• **Given request**
Repeat each line word for word.

Source records start

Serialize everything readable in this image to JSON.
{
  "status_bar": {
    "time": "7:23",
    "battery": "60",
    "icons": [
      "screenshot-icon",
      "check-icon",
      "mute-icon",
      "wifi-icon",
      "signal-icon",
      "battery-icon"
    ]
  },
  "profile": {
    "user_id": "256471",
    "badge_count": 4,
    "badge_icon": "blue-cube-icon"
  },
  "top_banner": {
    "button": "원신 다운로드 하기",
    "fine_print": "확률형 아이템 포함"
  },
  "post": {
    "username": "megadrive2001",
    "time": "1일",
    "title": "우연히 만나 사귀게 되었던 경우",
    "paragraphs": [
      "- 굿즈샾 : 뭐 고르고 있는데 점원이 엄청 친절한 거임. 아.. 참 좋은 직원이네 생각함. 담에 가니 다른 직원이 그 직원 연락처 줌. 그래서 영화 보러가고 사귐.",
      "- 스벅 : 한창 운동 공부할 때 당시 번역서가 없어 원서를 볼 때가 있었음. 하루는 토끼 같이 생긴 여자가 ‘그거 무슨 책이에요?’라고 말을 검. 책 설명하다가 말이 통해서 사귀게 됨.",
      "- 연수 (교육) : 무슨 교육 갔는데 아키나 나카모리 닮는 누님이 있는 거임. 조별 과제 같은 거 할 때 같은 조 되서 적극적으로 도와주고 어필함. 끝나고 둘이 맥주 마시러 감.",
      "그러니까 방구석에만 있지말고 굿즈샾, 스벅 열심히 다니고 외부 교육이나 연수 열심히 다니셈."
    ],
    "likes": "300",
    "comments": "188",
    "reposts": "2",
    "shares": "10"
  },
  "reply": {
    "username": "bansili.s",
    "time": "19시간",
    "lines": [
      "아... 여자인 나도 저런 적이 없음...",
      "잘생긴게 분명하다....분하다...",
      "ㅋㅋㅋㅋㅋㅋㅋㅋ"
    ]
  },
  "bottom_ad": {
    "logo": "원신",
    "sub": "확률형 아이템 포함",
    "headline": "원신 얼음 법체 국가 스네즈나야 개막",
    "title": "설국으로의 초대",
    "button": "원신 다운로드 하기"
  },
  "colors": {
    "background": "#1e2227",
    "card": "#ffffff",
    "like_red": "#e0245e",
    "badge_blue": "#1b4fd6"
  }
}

Source records end

• **Response for this exercise**
Serialize everything readable in this image to JSON.
{
  "status_bar": {
    "time": "7:23",
    "battery": "60",
    "icons": [
      "screenshot-icon",
      "check-icon",
      "mute-icon",
      "wifi-icon",
      "signal-icon",
      "battery-icon"
    ]
  },
  "profile": {
    "user_id": "256471",
    "badge_count": 4,
    "badge_icon": "blue-cube-icon"
  },
  "top_banner": {
    "button": "원신 다운로드 하기",
    "fine_print": "확률형 아이템 포함"
  },
  "post": {
    "username": "megadrive2001",
    "time": "1일",
    "title": "우연히 만나 사귀게 되었던 경우",
    "paragraphs": [
      "- 굿즈샾 : 뭐 고르고 있는데 점원이 엄청 친절한 거임. 아.. 참 좋은 직원이네 생각함. 담에 가니 다른 직원이 그 직원 연락처 줌. 그래서 영화 보러가고 사귐.",
      "- 스벅 : 한창 운동 공부할 때 당시 번역서가 없어 원서를 볼 때가 있었음. 하루는 토끼 같이 생긴 여자가 ‘그거 무슨 책이에요?’라고 말을 검. 책 설명하다가 말이 통해서 사귀게 됨.",
      "- 연수 (교육) : 무슨 교육 갔는데 아키나 나카모리 닮는 누님이 있는 거임. 조별 과제 같은 거 할 때 같은 조 되서 적극적으로 도와주고 어필함. 끝나고 둘이 맥주 마시러 감.",
      "그러니까 방구석에만 있지말고 굿즈샾, 스벅 열심히 다니고 외부 교육이나 연수 열심히 다니셈."
    ],
    "likes": "300",
    "comments": "188",
    "reposts": "2",
    "shares": "10"
  },
  "reply": {
    "username": "bansili.s",
    "time": "19시간",
    "lines": [
      "아... 여자인 나도 저런 적이 없음...",
      "잘생긴게 분명하다....분하다...",
      "ㅋㅋㅋㅋㅋㅋㅋㅋ"
    ]
  },
  "bottom_ad": {
    "logo": "원신",
    "sub": "확률형 아이템 포함",
    "headline": "원신 얼음 법체 국가 스네즈나야 개막",
    "title": "설국으로의 초대",
    "button": "원신 다운로드 하기"
  },
  "colors": {
    "background": "#1e2227",
    "card": "#ffffff",
    "like_red": "#e0245e",
    "badge_blue": "#1b4fd6"
  }
}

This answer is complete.